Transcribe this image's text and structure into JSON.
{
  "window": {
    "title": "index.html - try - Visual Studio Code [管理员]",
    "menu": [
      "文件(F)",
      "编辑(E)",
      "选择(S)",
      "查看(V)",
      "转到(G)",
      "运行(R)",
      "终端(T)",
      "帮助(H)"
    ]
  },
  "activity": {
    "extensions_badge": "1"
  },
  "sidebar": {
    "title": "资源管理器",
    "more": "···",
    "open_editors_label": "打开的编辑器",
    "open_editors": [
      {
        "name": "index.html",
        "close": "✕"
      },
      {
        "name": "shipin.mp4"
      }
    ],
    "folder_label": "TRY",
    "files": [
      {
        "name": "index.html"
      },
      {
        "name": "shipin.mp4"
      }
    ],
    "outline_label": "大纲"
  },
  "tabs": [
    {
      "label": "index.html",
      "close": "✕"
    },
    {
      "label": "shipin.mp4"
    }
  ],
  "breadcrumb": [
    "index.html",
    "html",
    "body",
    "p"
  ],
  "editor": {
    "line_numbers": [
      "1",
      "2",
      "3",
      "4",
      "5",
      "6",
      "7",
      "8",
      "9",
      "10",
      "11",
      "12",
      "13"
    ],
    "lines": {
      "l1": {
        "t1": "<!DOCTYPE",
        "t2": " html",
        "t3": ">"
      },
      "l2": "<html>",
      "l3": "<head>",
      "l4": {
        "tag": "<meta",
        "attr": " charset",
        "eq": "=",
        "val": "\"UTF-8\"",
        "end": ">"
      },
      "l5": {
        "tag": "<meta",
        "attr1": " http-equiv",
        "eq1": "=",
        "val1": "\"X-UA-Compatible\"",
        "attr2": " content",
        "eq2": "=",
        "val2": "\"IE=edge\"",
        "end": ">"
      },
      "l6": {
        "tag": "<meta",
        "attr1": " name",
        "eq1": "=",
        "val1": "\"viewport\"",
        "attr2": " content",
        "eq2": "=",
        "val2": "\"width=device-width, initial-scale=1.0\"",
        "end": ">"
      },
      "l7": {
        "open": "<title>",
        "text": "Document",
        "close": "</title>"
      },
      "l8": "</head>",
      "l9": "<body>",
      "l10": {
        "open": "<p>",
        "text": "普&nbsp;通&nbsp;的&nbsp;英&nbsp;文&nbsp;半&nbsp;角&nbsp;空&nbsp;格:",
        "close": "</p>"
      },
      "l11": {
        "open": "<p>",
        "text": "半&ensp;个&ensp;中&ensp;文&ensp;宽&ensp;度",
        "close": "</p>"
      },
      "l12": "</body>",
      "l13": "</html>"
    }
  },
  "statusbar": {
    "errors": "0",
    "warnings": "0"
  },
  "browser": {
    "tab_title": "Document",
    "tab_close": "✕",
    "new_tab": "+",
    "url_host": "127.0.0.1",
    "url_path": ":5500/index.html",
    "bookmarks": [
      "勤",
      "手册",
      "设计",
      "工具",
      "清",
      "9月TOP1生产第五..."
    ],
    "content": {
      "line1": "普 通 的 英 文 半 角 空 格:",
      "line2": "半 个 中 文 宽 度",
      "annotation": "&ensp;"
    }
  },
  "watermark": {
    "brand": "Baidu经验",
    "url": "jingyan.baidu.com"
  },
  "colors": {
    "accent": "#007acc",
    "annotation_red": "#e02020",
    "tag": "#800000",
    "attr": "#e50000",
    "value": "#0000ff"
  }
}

WHAT THE EXERCISE ASKS: Extract each line of the material exactly as it stands.

PROBLEM SOLUTION:
Transcribe this image's text and structure into JSON.
{
  "window": {
    "title": "index.html - try - Visual Studio Code [管理员]",
    "menu": [
      "文件(F)",
      "编辑(E)",
      "选择(S)",
      "查看(V)",
      "转到(G)",
      "运行(R)",
      "终端(T)",
      "帮助(H)"
    ]
  },
  "activity": {
    "extensions_badge": "1"
  },
  "sidebar": {
    "title": "资源管理器",
    "more": "···",
    "open_editors_label": "打开的编辑器",
    "open_editors": [
      {
        "name": "index.html",
        "close": "✕"
      },
      {
        "name": "shipin.mp4"
      }
    ],
    "folder_label": "TRY",
    "files": [
      {
        "name": "index.html"
      },
      {
        "name": "shipin.mp4"
      }
    ],
    "outline_label": "大纲"
  },
  "tabs": [
    {
      "label": "index.html",
      "close": "✕"
    },
    {
      "label": "shipin.mp4"
    }
  ],
  "breadcrumb": [
    "index.html",
    "html",
    "body",
    "p"
  ],
  "editor": {
    "line_numbers": [
      "1",
      "2",
      "3",
      "4",
      "5",
      "6",
      "7",
      "8",
      "9",
      "10",
      "11",
      "12",
      "13"
    ],
    "lines": {
      "l1": {
        "t1": "<!DOCTYPE",
        "t2": " html",
        "t3": ">"
      },
      "l2": "<html>",
      "l3": "<head>",
      "l4": {
        "tag": "<meta",
        "attr": " charset",
        "eq": "=",
        "val": "\"UTF-8\"",
        "end": ">"
      },
      "l5": {
        "tag": "<meta",
        "attr1": " http-equiv",
        "eq1": "=",
        "val1": "\"X-UA-Compatible\"",
        "attr2": " content",
        "eq2": "=",
        "val2": "\"IE=edge\"",
        "end": ">"
      },
      "l6": {
        "tag": "<meta",
        "attr1": " name",
        "eq1": "=",
        "val1": "\"viewport\"",
        "attr2": " content",
        "eq2": "=",
        "val2": "\"width=device-width, initial-scale=1.0\"",
        "end": ">"
      },
      "l7": {
        "open": "<title>",
        "text": "Document",
        "close": "</title>"
      },
      "l8": "</head>",
      "l9": "<body>",
      "l10": {
        "open": "<p>",
        "text": "普&nbsp;通&nbsp;的&nbsp;英&nbsp;文&nbsp;半&nbsp;角&nbsp;空&nbsp;格:",
        "close": "</p>"
      },
      "l11": {
        "open": "<p>",
        "text": "半&ensp;个&ensp;中&ensp;文&ensp;宽&ensp;度",
        "close": "</p>"
      },
      "l12": "</body>",
      "l13": "</html>"
    }
  },
  "statusbar": {
    "errors": "0",
    "warnings": "0"
  },
  "browser": {
    "tab_title": "Document",
    "tab_close": "✕",
    "new_tab": "+",
    "url_host": "127.0.0.1",
    "url_path": ":5500/index.html",
    "bookmarks": [
      "勤",
      "手册",
      "设计",
      "工具",
      "清",
      "9月TOP1生产第五..."
    ],
    "content": {
      "line1": "普 通 的 英 文 半 角 空 格:",
      "line2": "半 个 中 文 宽 度",
      "annotation": "&ensp;"
    }
  },
  "watermark": {
    "brand": "Baidu经验",
    "url": "jingyan.baidu.com"
  },
  "colors": {
    "accent": "#007acc",
    "annotation_red": "#e02020",
    "tag": "#800000",
    "attr": "#e50000",
    "value": "#0000ff"
  }
}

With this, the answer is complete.